TASK DETAILS:
Pick out every line below that contains the string "title", and copy each one in full.

Dataset excerpt:
------------------------------------------------------------------------

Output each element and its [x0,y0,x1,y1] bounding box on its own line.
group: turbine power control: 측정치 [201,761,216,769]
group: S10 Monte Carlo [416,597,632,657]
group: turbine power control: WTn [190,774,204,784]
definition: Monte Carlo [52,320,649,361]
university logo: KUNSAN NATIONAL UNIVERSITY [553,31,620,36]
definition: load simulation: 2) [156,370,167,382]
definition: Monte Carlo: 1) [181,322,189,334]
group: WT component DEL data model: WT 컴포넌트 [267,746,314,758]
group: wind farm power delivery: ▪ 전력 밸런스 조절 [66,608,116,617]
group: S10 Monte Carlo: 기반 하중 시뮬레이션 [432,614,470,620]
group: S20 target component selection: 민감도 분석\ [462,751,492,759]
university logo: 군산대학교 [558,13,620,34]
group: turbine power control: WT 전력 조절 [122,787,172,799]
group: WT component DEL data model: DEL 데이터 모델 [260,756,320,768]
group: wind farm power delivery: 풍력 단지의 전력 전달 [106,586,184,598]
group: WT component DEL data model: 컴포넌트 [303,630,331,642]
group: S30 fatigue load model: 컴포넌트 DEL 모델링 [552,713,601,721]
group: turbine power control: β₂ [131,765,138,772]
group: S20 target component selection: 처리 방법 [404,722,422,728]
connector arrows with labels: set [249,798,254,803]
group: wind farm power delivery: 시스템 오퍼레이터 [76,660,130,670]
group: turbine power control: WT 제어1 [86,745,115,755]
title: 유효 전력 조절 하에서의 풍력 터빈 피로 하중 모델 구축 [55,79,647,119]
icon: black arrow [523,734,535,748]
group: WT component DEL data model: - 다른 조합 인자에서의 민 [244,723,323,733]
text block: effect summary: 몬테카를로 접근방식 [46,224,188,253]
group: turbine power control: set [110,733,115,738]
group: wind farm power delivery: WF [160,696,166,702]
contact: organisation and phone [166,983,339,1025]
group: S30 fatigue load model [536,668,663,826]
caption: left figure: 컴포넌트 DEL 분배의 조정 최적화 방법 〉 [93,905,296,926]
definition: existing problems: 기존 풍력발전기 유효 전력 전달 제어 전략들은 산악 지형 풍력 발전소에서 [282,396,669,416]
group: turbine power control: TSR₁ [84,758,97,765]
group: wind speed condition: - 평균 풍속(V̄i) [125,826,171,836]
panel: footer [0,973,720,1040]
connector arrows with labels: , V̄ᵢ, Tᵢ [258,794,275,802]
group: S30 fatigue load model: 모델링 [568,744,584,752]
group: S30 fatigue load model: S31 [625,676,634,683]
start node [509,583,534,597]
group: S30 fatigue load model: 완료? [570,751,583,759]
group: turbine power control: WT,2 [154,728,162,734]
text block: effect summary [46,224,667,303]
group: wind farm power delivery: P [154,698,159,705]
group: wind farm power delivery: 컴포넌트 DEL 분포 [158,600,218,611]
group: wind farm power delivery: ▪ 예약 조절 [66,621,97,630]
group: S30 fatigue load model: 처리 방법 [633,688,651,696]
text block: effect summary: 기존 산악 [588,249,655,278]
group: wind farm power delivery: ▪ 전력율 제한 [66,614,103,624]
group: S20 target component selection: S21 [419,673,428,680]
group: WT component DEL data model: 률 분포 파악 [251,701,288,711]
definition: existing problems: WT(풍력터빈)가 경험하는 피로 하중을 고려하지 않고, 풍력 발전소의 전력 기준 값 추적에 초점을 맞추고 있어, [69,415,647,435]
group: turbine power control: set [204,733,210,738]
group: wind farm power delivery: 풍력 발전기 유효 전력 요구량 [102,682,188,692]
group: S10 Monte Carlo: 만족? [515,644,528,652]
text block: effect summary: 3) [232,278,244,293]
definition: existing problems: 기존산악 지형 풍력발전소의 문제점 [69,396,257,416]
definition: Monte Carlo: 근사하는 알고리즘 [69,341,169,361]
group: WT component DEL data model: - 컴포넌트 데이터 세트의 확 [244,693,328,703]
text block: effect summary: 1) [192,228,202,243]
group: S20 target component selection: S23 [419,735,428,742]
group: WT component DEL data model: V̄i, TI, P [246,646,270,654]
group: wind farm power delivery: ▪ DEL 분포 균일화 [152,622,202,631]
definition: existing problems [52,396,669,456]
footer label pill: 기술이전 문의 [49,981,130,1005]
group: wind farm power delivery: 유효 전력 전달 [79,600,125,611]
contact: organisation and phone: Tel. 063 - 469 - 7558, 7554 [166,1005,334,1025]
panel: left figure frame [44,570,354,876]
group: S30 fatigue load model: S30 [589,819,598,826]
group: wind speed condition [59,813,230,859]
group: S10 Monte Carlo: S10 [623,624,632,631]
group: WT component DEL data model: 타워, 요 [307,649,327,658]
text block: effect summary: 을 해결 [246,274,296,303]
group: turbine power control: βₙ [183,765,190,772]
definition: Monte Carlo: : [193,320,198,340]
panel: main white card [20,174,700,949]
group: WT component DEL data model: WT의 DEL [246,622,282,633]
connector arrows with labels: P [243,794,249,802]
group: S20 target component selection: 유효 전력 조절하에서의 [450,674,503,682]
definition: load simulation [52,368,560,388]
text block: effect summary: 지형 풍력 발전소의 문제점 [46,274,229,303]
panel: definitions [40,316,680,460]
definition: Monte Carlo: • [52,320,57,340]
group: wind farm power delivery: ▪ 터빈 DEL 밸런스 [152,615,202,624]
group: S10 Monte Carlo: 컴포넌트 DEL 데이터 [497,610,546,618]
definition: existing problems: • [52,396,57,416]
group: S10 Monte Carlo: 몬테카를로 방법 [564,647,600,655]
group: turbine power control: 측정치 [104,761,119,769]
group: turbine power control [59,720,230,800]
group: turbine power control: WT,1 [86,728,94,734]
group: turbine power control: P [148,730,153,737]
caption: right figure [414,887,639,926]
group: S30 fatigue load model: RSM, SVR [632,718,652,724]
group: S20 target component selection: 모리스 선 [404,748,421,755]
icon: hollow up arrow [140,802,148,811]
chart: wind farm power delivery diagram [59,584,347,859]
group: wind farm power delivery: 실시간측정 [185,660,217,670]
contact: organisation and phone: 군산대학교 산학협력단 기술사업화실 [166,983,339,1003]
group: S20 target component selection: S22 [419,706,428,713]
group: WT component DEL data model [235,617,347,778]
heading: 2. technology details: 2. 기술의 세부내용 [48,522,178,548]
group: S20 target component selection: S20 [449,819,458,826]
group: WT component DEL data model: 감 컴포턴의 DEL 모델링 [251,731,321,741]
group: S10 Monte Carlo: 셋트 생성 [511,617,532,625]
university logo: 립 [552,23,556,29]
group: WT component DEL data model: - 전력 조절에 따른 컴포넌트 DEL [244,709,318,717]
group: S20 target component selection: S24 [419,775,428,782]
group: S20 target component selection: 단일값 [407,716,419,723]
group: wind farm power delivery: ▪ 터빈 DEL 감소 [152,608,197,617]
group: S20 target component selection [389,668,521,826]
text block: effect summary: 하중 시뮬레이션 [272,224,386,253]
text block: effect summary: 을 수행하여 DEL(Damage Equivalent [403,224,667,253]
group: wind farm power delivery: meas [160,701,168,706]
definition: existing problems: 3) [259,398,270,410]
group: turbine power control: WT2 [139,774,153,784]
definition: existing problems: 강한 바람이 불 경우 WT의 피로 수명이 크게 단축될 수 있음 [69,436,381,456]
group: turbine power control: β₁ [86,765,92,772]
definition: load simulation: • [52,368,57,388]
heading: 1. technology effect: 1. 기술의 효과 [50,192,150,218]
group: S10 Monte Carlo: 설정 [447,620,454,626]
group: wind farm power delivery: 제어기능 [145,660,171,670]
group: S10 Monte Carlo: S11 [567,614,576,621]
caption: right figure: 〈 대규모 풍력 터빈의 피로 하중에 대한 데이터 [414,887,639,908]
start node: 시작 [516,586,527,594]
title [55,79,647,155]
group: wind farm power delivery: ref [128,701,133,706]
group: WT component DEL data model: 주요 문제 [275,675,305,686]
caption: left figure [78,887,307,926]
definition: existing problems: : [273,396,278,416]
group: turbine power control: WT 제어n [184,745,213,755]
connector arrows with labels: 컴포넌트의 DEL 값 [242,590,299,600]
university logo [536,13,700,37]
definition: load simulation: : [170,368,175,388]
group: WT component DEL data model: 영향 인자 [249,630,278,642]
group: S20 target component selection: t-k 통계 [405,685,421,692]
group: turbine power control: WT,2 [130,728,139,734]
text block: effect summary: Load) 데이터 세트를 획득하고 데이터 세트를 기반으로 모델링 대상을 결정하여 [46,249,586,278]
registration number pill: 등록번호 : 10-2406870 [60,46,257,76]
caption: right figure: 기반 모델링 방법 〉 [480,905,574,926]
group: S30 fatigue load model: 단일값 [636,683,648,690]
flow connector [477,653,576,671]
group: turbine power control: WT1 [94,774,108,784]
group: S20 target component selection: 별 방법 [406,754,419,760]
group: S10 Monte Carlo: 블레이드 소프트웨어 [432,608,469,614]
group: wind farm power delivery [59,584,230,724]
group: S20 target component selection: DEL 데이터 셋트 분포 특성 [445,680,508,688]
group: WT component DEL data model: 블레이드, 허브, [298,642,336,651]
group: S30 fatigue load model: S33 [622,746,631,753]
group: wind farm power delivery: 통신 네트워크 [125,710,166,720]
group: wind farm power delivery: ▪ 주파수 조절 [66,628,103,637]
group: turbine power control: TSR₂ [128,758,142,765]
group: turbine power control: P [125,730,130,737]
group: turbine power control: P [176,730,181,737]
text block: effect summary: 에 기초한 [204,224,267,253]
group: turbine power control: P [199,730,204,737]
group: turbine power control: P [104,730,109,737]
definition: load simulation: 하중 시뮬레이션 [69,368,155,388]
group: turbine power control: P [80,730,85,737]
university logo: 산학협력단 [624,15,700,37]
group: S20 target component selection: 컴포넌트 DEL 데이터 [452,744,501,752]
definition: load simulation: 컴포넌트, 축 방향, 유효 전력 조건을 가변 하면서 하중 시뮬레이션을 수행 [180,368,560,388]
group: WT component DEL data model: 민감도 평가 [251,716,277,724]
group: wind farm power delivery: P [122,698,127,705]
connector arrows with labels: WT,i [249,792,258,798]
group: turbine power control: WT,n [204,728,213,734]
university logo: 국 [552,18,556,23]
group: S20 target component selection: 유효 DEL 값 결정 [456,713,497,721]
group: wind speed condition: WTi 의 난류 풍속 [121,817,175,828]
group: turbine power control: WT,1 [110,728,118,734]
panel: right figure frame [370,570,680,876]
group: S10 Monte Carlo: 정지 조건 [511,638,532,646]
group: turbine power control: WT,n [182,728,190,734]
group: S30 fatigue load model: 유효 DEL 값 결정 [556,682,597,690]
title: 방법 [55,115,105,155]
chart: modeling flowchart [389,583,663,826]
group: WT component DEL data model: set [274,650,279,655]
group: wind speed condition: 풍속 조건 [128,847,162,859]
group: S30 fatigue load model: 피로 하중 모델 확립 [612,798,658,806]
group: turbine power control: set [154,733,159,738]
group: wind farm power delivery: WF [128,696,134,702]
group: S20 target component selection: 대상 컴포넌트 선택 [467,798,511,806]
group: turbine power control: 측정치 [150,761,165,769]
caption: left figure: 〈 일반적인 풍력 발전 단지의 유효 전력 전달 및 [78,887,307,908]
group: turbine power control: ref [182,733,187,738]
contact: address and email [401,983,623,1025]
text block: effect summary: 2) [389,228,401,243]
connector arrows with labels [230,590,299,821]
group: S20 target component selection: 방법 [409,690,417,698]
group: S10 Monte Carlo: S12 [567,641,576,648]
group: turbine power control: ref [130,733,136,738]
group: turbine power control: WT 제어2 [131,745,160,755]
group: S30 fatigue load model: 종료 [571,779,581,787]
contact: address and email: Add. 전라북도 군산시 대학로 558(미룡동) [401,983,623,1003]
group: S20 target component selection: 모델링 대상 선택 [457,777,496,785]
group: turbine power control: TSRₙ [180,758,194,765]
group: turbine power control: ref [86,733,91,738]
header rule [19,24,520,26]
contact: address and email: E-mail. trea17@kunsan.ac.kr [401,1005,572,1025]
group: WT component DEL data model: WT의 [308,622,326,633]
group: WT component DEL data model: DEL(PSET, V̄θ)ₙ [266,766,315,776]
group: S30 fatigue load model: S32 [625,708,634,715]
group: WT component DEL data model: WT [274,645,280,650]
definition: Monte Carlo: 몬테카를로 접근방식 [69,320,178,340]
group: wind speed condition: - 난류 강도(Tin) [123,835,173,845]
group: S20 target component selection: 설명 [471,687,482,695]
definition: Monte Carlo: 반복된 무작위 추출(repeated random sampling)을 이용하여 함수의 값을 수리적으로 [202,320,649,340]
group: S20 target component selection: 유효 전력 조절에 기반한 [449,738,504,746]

------------------------------------------------------------------------

EXERCISE OUTPUT:
title: 유효 전력 조절 하에서의 풍력 터빈 피로 하중 모델 구축 [55,79,647,119]
title [55,79,647,155]
title: 방법 [55,115,105,155]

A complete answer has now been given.